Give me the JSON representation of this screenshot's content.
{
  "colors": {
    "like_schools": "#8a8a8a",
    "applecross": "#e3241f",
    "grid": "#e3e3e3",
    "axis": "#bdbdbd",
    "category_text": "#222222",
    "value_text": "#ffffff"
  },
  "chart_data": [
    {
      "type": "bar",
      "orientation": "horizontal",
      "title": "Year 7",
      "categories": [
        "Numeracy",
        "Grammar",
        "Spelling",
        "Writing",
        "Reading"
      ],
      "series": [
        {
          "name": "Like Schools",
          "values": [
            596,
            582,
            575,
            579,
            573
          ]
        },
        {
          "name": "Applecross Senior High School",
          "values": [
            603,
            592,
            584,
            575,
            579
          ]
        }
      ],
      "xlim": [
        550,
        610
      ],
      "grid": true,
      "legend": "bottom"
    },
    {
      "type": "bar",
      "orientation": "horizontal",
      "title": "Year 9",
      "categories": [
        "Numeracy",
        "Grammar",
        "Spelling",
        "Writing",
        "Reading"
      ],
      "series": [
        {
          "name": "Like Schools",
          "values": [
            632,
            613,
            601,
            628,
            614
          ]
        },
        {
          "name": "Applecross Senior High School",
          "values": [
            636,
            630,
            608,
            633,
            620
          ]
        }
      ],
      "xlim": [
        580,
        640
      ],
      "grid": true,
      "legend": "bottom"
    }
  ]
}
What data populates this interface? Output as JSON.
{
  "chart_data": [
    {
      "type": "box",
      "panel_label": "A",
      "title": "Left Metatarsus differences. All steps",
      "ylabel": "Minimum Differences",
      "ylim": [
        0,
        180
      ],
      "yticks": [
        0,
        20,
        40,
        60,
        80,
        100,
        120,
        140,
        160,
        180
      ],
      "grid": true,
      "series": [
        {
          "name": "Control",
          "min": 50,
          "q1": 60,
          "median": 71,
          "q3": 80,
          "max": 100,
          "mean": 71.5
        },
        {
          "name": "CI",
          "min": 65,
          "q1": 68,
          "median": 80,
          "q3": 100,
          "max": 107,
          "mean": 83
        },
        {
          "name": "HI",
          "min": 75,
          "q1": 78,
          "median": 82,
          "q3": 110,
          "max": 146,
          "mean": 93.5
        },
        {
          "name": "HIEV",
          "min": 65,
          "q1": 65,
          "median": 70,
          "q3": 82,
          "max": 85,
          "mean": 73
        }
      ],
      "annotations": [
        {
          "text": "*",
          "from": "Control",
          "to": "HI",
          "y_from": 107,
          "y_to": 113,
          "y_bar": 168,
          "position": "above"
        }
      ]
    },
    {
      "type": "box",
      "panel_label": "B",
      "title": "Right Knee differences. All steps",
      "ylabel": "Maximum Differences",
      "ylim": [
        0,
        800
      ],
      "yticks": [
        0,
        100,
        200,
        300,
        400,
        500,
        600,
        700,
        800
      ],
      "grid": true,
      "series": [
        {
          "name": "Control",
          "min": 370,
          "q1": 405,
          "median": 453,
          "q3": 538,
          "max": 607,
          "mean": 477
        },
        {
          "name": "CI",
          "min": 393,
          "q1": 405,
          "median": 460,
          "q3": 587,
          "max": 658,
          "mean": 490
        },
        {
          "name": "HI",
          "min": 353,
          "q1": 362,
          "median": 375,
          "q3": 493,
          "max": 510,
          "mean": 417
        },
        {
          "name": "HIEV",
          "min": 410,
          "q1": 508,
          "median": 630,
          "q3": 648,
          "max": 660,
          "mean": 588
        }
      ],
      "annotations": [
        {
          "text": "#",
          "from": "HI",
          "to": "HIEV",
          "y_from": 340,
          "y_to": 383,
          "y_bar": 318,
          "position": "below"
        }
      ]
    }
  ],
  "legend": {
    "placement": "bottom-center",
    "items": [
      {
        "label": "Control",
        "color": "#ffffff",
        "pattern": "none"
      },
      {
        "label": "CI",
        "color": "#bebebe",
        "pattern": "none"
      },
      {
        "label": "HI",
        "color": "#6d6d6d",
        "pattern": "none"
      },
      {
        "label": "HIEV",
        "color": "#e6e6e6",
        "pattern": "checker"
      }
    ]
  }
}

*Task objective*. Copy out the full material exactly as it appears.

*Solution*.
Give me the JSON representation of this screenshot's content.
{
  "colors": {
    "like_schools": "#8a8a8a",
    "applecross": "#e3241f",
    "grid": "#e3e3e3",
    "axis": "#bdbdbd",
    "category_text": "#222222",
    "value_text": "#ffffff"
  },
  "chart_data": [
    {
      "type": "bar",
      "orientation": "horizontal",
      "title": "Year 7",
      "categories": [
        "Numeracy",
        "Grammar",
        "Spelling",
        "Writing",
        "Reading"
      ],
      "series": [
        {
          "name": "Like Schools",
          "values": [
            596,
            582,
            575,
            579,
            573
          ]
        },
        {
          "name": "Applecross Senior High School",
          "values": [
            603,
            592,
            584,
            575,
            579
          ]
        }
      ],
      "xlim": [
        550,
        610
      ],
      "grid": true,
      "legend": "bottom"
    },
    {
      "type": "bar",
      "orientation": "horizontal",
      "title": "Year 9",
      "categories": [
        "Numeracy",
        "Grammar",
        "Spelling",
        "Writing",
        "Reading"
      ],
      "series": [
        {
          "name": "Like Schools",
          "values": [
            632,
            613,
            601,
            628,
            614
          ]
        },
        {
          "name": "Applecross Senior High School",
          "values": [
            636,
            630,
            608,
            633,
            620
          ]
        }
      ],
      "xlim": [
        580,
        640
      ],
      "grid": true,
      "legend": "bottom"
    }
  ]
}
What data populates this interface? Output as JSON.
{
  "chart_data": [
    {
      "type": "box",
      "panel_label": "A",
      "title": "Left Metatarsus differences. All steps",
      "ylabel": "Minimum Differences",
      "ylim": [
        0,
        180
      ],
      "yticks": [
        0,
        20,
        40,
        60,
        80,
        100,
        120,
        140,
        160,
        180
      ],
      "grid": true,
      "series": [
        {
          "name": "Control",
          "min": 50,
          "q1": 60,
          "median": 71,
          "q3": 80,
          "max": 100,
          "mean": 71.5
        },
        {
          "name": "CI",
          "min": 65,
          "q1": 68,
          "median": 80,
          "q3": 100,
          "max": 107,
          "mean": 83
        },
        {
          "name": "HI",
          "min": 75,
          "q1": 78,
          "median": 82,
          "q3": 110,
          "max": 146,
          "mean": 93.5
        },
        {
          "name": "HIEV",
          "min": 65,
          "q1": 65,
          "median": 70,
          "q3": 82,
          "max": 85,
          "mean": 73
        }
      ],
      "annotations": [
        {
          "text": "*",
          "from": "Control",
          "to": "HI",
          "y_from": 107,
          "y_to": 113,
          "y_bar": 168,
          "position": "above"
        }
      ]
    },
    {
      "type": "box",
      "panel_label": "B",
      "title": "Right Knee differences. All steps",
      "ylabel": "Maximum Differences",
      "ylim": [
        0,
        800
      ],
      "yticks": [
        0,
        100,
        200,
        300,
        400,
        500,
        600,
        700,
        800
      ],
      "grid": true,
      "series": [
        {
          "name": "Control",
          "min": 370,
          "q1": 405,
          "median": 453,
          "q3": 538,
          "max": 607,
          "mean": 477
        },
        {
          "name": "CI",
          "min": 393,
          "q1": 405,
          "median": 460,
          "q3": 587,
          "max": 658,
          "mean": 490
        },
        {
          "name": "HI",
          "min": 353,
          "q1": 362,
          "median": 375,
          "q3": 493,
          "max": 510,
          "mean": 417
        },
        {
          "name": "HIEV",
          "min": 410,
          "q1": 508,
          "median": 630,
          "q3": 648,
          "max": 660,
          "mean": 588
        }
      ],
      "annotations": [
        {
          "text": "#",
          "from": "HI",
          "to": "HIEV",
          "y_from": 340,
          "y_to": 383,
          "y_bar": 318,
          "position": "below"
        }
      ]
    }
  ],
  "legend": {
    "placement": "bottom-center",
    "items": [
      {
        "label": "Control",
        "color": "#ffffff",
        "pattern": "none"
      },
      {
        "label": "CI",
        "color": "#bebebe",
        "pattern": "none"
      },
      {
        "label": "HI",
        "color": "#6d6d6d",
        "pattern": "none"
      },
      {
        "label": "HIEV",
        "color": "#e6e6e6",
        "pattern": "checker"
      }
    ]
  }
}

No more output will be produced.